Written problem: How many lines in the records below contain the word "september"? Give only the number.

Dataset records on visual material

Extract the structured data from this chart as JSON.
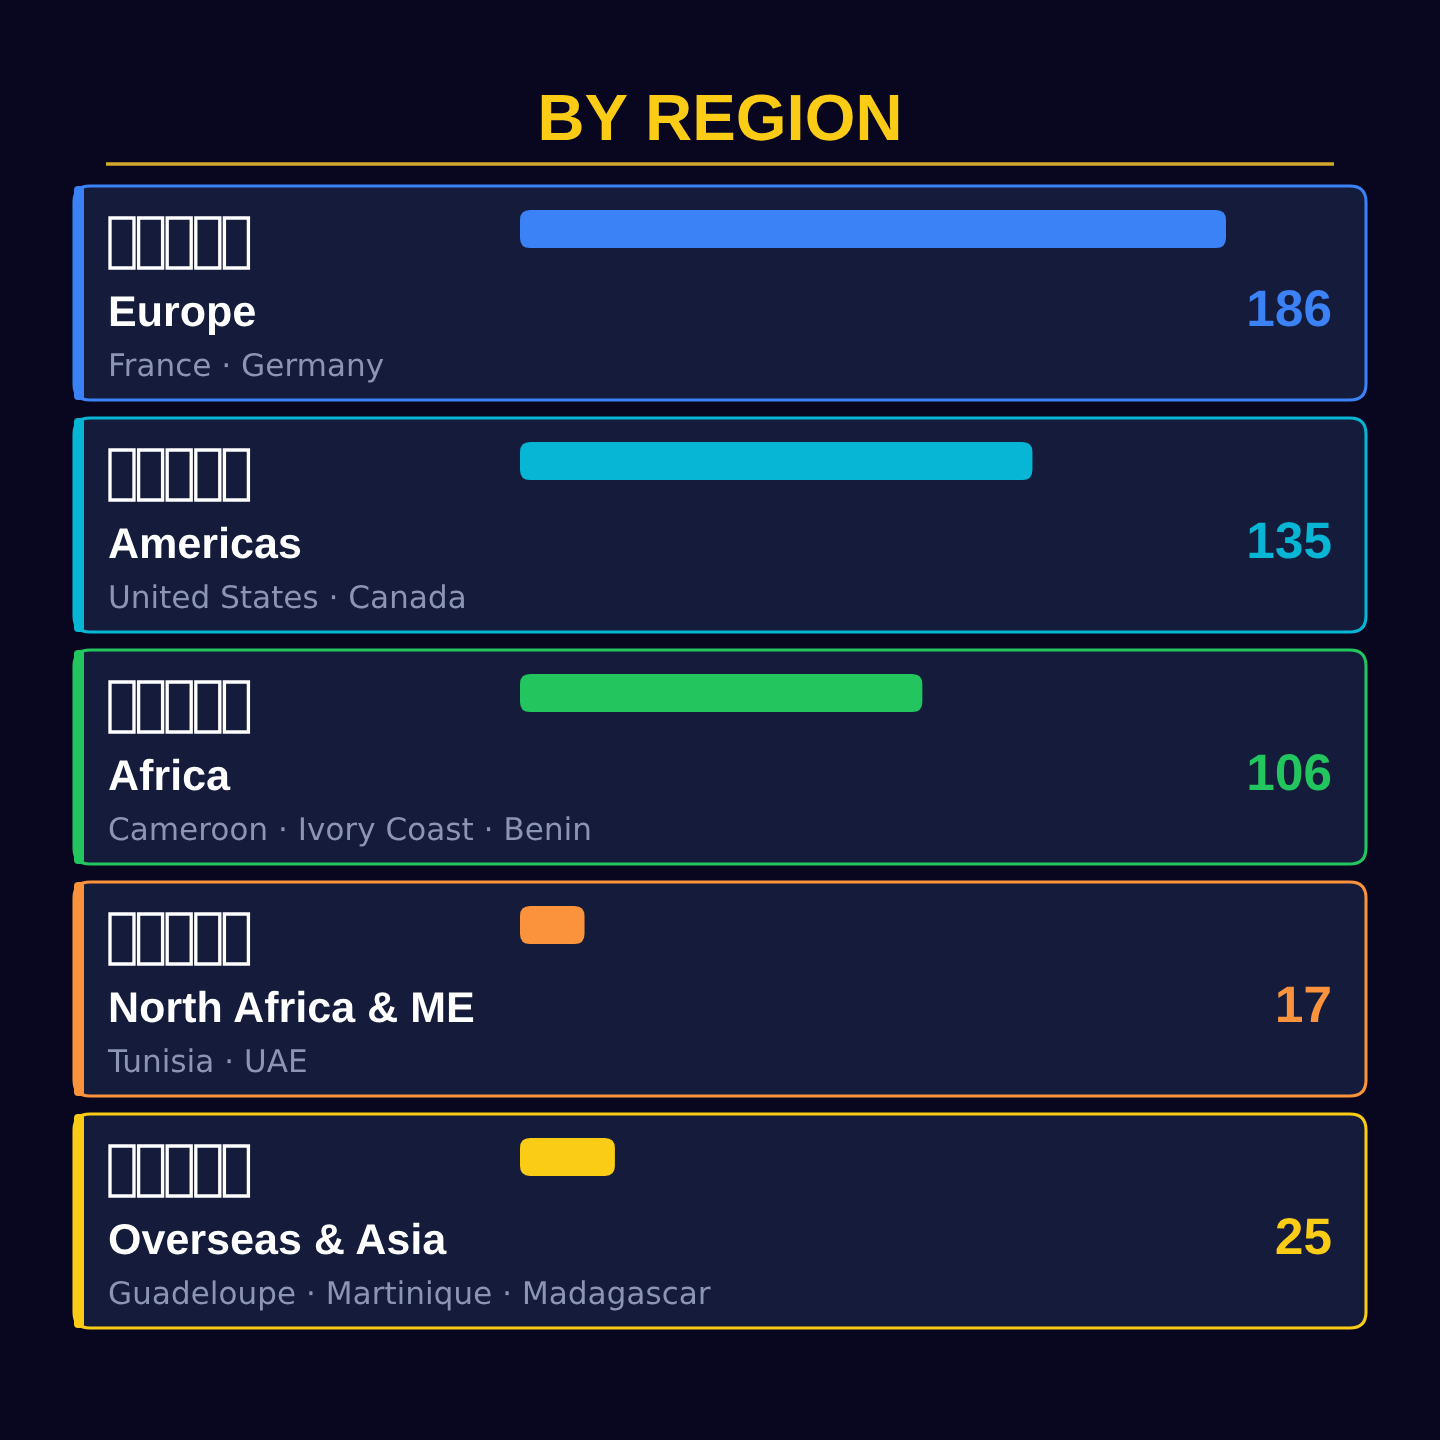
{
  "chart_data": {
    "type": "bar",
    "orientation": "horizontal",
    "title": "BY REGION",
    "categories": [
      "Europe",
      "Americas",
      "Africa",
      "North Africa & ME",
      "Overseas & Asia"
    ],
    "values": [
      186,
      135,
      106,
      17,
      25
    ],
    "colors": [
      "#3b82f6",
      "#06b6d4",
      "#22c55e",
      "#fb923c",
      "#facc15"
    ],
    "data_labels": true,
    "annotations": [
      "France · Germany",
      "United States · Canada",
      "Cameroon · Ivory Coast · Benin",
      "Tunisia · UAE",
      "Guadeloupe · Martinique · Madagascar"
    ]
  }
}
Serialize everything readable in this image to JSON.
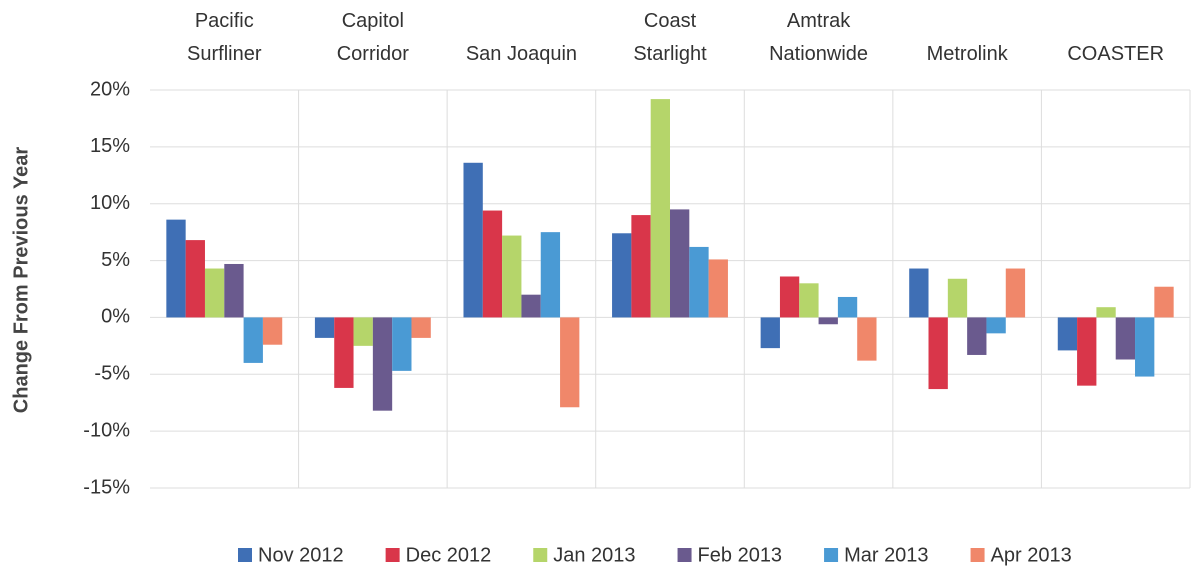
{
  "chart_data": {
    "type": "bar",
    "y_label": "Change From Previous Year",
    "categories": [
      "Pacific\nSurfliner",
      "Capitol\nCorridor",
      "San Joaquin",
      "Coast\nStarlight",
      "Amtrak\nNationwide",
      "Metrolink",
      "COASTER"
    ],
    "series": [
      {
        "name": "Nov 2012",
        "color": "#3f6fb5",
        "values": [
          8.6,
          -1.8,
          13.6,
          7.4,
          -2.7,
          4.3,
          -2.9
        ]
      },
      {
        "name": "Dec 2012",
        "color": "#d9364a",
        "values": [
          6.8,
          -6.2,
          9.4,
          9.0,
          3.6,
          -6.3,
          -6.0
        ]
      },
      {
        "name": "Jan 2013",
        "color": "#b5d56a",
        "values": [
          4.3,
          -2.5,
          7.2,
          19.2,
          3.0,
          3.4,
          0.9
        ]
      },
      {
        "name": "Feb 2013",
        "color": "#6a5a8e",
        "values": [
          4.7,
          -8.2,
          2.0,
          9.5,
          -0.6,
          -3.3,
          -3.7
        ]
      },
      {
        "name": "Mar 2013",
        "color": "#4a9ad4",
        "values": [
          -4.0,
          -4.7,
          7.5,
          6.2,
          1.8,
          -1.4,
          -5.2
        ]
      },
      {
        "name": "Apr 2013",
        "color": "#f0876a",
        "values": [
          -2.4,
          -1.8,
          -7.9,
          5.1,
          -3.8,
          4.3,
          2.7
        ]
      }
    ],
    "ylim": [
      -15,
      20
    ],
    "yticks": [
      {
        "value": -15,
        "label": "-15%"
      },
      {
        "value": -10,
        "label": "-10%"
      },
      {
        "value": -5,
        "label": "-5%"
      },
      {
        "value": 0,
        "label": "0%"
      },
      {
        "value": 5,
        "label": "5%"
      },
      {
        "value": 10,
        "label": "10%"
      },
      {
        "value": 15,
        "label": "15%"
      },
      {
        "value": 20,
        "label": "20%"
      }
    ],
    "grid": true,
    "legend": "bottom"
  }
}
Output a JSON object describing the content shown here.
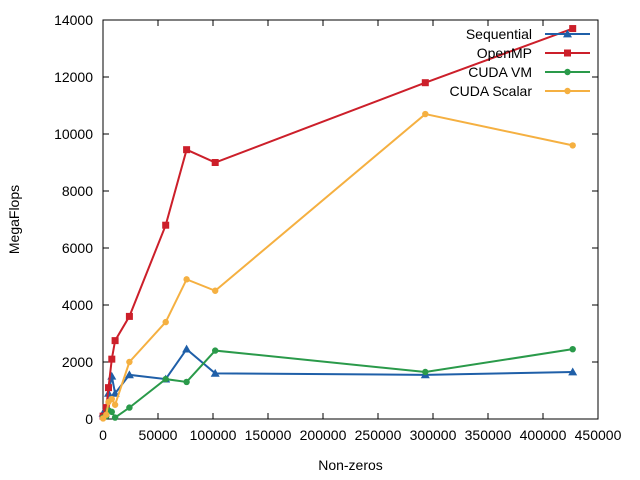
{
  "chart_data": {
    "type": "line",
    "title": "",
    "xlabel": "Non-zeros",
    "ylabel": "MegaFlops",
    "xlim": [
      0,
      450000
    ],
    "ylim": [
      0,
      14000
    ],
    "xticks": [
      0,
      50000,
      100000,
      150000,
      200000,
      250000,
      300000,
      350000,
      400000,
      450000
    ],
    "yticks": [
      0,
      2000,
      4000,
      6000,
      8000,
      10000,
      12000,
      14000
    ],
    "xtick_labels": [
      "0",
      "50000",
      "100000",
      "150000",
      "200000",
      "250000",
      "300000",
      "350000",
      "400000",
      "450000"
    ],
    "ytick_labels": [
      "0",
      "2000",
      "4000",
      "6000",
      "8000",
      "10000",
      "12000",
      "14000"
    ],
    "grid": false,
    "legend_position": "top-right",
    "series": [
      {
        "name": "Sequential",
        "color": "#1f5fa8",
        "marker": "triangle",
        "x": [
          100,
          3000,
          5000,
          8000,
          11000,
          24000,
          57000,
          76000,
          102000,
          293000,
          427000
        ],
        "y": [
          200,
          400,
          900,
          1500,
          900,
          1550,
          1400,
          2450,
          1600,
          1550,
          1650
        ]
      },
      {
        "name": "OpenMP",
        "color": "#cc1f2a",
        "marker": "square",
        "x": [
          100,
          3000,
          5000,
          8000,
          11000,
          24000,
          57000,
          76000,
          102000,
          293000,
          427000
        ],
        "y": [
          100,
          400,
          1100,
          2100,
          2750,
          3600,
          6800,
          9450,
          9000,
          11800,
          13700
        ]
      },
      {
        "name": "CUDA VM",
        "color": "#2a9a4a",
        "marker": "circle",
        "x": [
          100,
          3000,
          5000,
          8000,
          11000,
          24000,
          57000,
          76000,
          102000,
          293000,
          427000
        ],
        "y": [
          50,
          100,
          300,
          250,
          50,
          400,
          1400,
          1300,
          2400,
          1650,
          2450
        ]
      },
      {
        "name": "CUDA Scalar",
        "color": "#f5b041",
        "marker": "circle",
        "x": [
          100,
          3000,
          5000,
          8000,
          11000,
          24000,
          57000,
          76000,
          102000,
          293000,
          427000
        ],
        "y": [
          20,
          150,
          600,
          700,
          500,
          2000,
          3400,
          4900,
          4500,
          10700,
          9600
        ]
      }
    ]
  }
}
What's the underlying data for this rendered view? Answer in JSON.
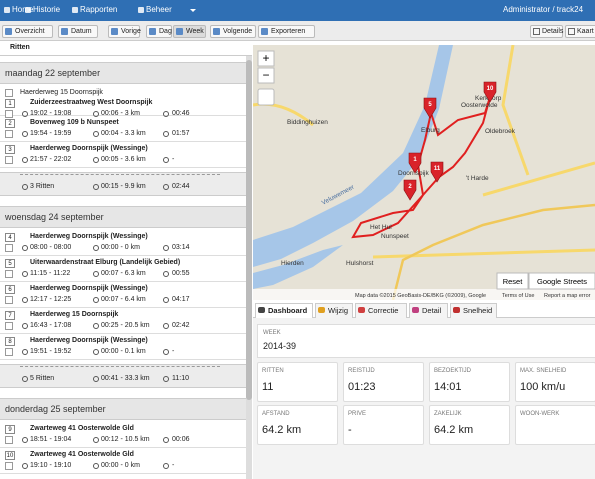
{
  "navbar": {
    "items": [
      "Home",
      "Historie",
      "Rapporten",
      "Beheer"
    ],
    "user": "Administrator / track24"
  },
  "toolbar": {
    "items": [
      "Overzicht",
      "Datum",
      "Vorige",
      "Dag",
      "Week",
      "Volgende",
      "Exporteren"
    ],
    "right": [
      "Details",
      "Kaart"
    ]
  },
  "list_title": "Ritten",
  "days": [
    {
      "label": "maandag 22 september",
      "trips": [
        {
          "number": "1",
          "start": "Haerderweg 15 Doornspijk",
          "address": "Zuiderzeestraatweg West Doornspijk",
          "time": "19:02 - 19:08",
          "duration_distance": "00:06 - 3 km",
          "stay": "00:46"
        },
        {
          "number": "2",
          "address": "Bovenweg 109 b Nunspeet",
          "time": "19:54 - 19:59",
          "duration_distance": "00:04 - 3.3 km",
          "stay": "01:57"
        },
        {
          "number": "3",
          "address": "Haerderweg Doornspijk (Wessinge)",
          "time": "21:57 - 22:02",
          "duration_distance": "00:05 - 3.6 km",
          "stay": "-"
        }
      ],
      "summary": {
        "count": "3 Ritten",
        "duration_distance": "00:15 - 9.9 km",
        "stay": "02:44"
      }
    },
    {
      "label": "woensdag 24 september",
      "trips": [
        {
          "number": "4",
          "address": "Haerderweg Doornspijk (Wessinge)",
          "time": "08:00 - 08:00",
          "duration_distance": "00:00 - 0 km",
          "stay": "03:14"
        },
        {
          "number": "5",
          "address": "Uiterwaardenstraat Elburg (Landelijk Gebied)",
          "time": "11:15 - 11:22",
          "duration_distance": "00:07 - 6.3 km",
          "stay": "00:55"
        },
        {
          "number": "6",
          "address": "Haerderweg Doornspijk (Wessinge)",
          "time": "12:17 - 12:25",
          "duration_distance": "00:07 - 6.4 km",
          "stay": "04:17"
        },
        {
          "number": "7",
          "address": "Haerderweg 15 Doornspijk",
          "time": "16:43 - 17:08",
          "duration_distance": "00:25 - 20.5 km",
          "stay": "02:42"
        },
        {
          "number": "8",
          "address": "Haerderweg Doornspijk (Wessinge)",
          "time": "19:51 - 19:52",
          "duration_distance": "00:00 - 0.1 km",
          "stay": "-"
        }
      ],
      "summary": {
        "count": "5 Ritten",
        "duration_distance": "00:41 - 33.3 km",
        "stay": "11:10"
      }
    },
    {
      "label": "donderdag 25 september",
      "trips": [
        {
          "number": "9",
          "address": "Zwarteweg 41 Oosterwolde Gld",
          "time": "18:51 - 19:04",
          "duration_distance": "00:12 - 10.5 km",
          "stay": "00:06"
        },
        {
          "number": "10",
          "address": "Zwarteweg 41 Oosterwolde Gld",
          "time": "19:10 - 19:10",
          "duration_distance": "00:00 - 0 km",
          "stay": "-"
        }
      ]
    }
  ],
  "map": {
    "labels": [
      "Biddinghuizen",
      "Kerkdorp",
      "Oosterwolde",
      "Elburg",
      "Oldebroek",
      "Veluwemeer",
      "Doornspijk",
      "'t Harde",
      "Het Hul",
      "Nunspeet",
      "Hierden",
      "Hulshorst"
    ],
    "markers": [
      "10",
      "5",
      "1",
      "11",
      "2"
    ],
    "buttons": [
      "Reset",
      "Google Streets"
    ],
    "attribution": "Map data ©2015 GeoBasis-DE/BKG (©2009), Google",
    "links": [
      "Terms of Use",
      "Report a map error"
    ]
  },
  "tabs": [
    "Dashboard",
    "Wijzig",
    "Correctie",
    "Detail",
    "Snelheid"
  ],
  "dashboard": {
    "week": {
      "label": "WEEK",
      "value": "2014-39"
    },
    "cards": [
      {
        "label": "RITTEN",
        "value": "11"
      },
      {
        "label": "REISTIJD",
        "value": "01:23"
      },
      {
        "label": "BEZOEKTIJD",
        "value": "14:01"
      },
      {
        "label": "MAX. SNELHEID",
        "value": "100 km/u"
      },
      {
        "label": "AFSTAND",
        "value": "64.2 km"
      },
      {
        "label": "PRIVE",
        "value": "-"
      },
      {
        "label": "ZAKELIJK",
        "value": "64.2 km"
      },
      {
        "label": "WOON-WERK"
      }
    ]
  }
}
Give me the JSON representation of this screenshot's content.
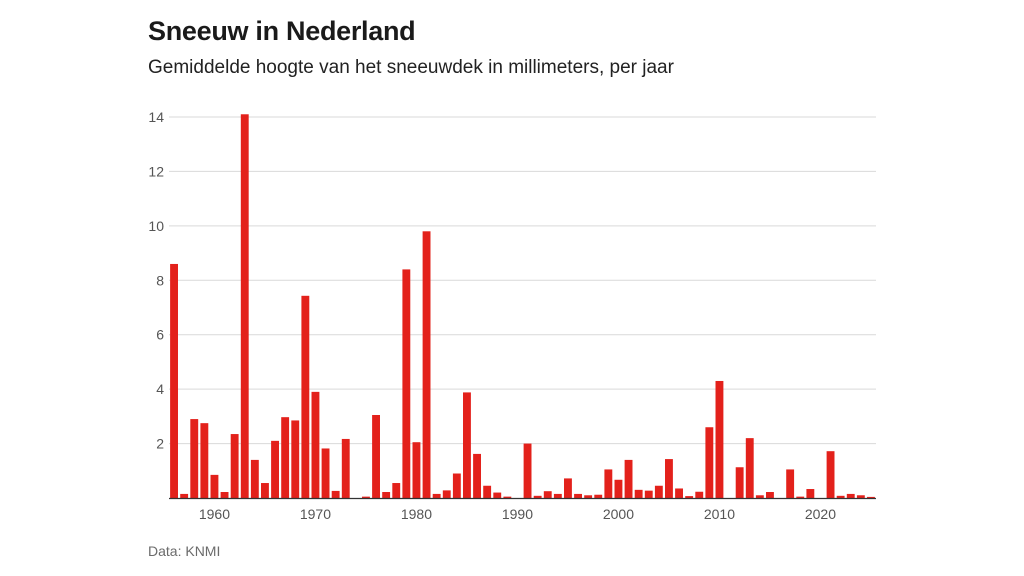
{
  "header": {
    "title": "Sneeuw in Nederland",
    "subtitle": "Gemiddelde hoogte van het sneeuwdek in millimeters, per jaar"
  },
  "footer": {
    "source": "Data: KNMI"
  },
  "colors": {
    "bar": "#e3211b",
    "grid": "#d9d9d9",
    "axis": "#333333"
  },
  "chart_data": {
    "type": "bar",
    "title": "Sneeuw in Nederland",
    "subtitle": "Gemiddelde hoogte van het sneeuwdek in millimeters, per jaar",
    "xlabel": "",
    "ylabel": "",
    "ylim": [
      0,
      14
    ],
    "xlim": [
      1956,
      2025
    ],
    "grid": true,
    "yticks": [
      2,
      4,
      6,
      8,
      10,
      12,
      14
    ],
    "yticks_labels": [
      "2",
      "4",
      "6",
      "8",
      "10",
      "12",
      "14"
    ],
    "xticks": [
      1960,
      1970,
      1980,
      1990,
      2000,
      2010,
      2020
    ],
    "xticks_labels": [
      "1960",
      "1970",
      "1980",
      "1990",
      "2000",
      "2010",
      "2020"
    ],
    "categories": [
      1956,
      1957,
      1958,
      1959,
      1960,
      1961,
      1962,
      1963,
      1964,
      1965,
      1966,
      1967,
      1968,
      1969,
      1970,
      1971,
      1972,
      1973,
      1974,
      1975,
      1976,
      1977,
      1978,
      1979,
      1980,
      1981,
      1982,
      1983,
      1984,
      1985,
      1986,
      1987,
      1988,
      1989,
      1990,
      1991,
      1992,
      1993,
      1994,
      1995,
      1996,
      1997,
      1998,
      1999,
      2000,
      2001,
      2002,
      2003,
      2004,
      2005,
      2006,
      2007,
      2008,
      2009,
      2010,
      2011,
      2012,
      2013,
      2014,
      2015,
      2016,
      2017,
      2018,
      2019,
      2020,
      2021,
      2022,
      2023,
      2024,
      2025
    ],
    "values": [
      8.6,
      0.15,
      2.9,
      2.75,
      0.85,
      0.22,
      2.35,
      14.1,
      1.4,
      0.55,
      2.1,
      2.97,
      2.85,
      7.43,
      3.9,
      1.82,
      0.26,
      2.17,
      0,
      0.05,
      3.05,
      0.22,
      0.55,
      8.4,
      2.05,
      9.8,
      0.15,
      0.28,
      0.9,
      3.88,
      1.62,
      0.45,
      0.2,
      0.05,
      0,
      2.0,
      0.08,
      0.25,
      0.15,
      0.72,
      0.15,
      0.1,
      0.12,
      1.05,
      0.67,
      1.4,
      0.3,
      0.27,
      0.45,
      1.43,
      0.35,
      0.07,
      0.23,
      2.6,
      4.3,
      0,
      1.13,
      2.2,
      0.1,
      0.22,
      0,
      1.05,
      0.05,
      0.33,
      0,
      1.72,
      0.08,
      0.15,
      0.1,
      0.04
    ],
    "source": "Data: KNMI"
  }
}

Task result: 3